▸ Written exercise
Reproduce all of the data that follows, character for character.

# # #

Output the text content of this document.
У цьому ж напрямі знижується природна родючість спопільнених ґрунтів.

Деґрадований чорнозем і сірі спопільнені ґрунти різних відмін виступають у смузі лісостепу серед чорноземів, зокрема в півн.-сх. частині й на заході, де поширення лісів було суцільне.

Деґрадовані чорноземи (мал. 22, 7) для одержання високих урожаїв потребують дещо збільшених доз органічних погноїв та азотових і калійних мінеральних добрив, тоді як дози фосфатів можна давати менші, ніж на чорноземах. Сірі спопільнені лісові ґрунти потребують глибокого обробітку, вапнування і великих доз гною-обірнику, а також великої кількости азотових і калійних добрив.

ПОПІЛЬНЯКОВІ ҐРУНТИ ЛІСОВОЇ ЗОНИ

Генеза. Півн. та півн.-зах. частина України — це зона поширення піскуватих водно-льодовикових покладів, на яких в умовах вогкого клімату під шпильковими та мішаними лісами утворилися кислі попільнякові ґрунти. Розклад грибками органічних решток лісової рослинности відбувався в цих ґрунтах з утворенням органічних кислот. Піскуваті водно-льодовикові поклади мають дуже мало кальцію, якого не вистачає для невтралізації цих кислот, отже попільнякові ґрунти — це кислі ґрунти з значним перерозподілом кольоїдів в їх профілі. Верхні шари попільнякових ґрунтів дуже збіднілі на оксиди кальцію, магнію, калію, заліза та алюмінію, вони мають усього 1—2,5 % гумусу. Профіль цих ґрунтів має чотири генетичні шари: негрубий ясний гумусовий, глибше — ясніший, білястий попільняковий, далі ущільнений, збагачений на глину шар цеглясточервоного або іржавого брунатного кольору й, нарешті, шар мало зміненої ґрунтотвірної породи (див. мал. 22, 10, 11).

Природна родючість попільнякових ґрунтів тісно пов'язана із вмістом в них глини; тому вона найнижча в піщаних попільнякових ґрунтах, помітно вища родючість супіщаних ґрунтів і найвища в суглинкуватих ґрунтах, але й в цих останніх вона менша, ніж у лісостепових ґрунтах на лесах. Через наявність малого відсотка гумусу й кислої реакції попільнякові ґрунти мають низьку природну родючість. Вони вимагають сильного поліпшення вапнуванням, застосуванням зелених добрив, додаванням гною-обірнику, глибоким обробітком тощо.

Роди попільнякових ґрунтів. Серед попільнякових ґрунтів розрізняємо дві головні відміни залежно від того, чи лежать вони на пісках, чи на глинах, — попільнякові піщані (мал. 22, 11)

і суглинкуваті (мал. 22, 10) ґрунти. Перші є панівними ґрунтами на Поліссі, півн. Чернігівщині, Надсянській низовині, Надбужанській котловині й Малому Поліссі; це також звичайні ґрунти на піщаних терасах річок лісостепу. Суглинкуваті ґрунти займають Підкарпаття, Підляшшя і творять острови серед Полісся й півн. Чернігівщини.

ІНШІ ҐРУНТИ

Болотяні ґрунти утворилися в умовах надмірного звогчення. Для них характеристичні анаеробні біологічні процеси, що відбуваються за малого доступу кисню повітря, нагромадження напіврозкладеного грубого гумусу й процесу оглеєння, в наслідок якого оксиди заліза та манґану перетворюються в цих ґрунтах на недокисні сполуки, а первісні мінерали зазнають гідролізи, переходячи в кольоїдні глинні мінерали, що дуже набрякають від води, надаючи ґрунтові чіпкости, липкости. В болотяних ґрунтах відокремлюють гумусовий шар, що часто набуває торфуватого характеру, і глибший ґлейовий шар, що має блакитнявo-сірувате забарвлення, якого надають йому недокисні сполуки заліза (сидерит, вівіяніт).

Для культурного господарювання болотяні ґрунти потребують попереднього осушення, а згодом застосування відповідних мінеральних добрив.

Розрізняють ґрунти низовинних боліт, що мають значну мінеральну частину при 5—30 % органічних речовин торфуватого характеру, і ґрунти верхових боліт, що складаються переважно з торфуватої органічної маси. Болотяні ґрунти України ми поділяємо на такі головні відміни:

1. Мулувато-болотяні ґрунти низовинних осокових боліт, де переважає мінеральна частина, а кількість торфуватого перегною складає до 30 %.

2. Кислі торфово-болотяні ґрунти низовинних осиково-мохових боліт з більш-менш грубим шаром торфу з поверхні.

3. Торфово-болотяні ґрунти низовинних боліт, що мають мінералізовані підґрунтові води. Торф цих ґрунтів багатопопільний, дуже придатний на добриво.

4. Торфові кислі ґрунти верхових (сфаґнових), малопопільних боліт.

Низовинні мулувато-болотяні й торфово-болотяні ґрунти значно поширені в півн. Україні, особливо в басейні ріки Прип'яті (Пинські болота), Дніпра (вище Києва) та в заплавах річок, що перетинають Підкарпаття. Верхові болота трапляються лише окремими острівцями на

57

# # #

▸ Task result
Output the text content of this document.
У цьому ж напрямі знижується природна родючість спопільнених ґрунтів.

Деґрадований чорнозем і сірі спопільнені ґрунти різних відмін виступають у смузі лісостепу серед чорноземів, зокрема в півн.-сх. частині й на заході, де поширення лісів було суцільне.

Деґрадовані чорноземи (мал. 22, 7) для одержання високих урожаїв потребують дещо збільшених доз органічних погноїв та азотових і калійних мінеральних добрив, тоді як дози фосфатів можна давати менші, ніж на чорноземах. Сірі спопільнені лісові ґрунти потребують глибокого обробітку, вапнування і великих доз гною-обірнику, а також великої кількости азотових і калійних добрив.

ПОПІЛЬНЯКОВІ ҐРУНТИ ЛІСОВОЇ ЗОНИ

Генеза. Півн. та півн.-зах. частина України — це зона поширення піскуватих водно-льодовикових покладів, на яких в умовах вогкого клімату під шпильковими та мішаними лісами утворилися кислі попільнякові ґрунти. Розклад грибками органічних решток лісової рослинности відбувався в цих ґрунтах з утворенням органічних кислот. Піскуваті водно-льодовикові поклади мають дуже мало кальцію, якого не вистачає для невтралізації цих кислот, отже попільнякові ґрунти — це кислі ґрунти з значним перерозподілом кольоїдів в їх профілі. Верхні шари попільнякових ґрунтів дуже збіднілі на оксиди кальцію, магнію, калію, заліза та алюмінію, вони мають усього 1—2,5 % гумусу. Профіль цих ґрунтів має чотири генетичні шари: негрубий ясний гумусовий, глибше — ясніший, білястий попільняковий, далі ущільнений, збагачений на глину шар цеглясточервоного або іржавого брунатного кольору й, нарешті, шар мало зміненої ґрунтотвірної породи (див. мал. 22, 10, 11).

Природна родючість попільнякових ґрунтів тісно пов'язана із вмістом в них глини; тому вона найнижча в піщаних попільнякових ґрунтах, помітно вища родючість супіщаних ґрунтів і найвища в суглинкуватих ґрунтах, але й в цих останніх вона менша, ніж у лісостепових ґрунтах на лесах. Через наявність малого відсотка гумусу й кислої реакції попільнякові ґрунти мають низьку природну родючість. Вони вимагають сильного поліпшення вапнуванням, застосуванням зелених добрив, додаванням гною-обірнику, глибоким обробітком тощо.

Роди попільнякових ґрунтів. Серед попільнякових ґрунтів розрізняємо дві головні відміни залежно від того, чи лежать вони на пісках, чи на глинах, — попільнякові піщані (мал. 22, 11)

і суглинкуваті (мал. 22, 10) ґрунти. Перші є панівними ґрунтами на Поліссі, півн. Чернігівщині, Надсянській низовині, Надбужанській котловині й Малому Поліссі; це також звичайні ґрунти на піщаних терасах річок лісостепу. Суглинкуваті ґрунти займають Підкарпаття, Підляшшя і творять острови серед Полісся й півн. Чернігівщини.

ІНШІ ҐРУНТИ

Болотяні ґрунти утворилися в умовах надмірного звогчення. Для них характеристичні анаеробні біологічні процеси, що відбуваються за малого доступу кисню повітря, нагромадження напіврозкладеного грубого гумусу й процесу оглеєння, в наслідок якого оксиди заліза та манґану перетворюються в цих ґрунтах на недокисні сполуки, а первісні мінерали зазнають гідролізи, переходячи в кольоїдні глинні мінерали, що дуже набрякають від води, надаючи ґрунтові чіпкости, липкости. В болотяних ґрунтах відокремлюють гумусовий шар, що часто набуває торфуватого характеру, і глибший ґлейовий шар, що має блакитнявo-сірувате забарвлення, якого надають йому недокисні сполуки заліза (сидерит, вівіяніт).

Для культурного господарювання болотяні ґрунти потребують попереднього осушення, а згодом застосування відповідних мінеральних добрив.

Розрізняють ґрунти низовинних боліт, що мають значну мінеральну частину при 5—30 % органічних речовин торфуватого характеру, і ґрунти верхових боліт, що складаються переважно з торфуватої органічної маси. Болотяні ґрунти України ми поділяємо на такі головні відміни:

1. Мулувато-болотяні ґрунти низовинних осокових боліт, де переважає мінеральна частина, а кількість торфуватого перегною складає до 30 %.

2. Кислі торфово-болотяні ґрунти низовинних осиково-мохових боліт з більш-менш грубим шаром торфу з поверхні.

3. Торфово-болотяні ґрунти низовинних боліт, що мають мінералізовані підґрунтові води. Торф цих ґрунтів багатопопільний, дуже придатний на добриво.

4. Торфові кислі ґрунти верхових (сфаґнових), малопопільних боліт.

Низовинні мулувато-болотяні й торфово-болотяні ґрунти значно поширені в півн. Україні, особливо в басейні ріки Прип'яті (Пинські болота), Дніпра (вище Києва) та в заплавах річок, що перетинають Підкарпаття. Верхові болота трапляються лише окремими острівцями на

57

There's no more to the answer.